**The task:** Count the lines below that contain the word "content" and give only that number.

---- Exercise input

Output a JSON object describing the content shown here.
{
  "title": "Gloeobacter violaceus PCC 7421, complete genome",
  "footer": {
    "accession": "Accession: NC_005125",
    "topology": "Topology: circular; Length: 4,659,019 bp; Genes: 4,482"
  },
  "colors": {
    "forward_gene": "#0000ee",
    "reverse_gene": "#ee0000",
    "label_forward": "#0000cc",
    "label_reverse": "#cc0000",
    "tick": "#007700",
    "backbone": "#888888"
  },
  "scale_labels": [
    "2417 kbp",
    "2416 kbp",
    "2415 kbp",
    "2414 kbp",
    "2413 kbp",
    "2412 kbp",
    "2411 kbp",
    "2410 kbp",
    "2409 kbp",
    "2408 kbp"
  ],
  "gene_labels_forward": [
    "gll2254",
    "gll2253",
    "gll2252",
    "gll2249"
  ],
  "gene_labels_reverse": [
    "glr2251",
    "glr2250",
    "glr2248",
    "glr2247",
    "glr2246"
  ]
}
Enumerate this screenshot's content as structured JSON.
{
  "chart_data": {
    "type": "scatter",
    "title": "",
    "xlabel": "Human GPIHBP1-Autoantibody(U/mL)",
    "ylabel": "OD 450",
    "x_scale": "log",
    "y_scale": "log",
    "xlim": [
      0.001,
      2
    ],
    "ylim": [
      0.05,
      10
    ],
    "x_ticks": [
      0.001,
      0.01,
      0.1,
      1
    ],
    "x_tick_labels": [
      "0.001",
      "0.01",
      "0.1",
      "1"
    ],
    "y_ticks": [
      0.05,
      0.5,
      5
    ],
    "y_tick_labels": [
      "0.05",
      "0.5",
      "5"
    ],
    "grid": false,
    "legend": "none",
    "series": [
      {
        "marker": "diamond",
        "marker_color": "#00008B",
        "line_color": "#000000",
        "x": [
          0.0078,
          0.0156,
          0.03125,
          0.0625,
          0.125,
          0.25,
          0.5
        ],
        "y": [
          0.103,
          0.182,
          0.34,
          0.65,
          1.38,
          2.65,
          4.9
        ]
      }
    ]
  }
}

--------

**Answer for the task:** 2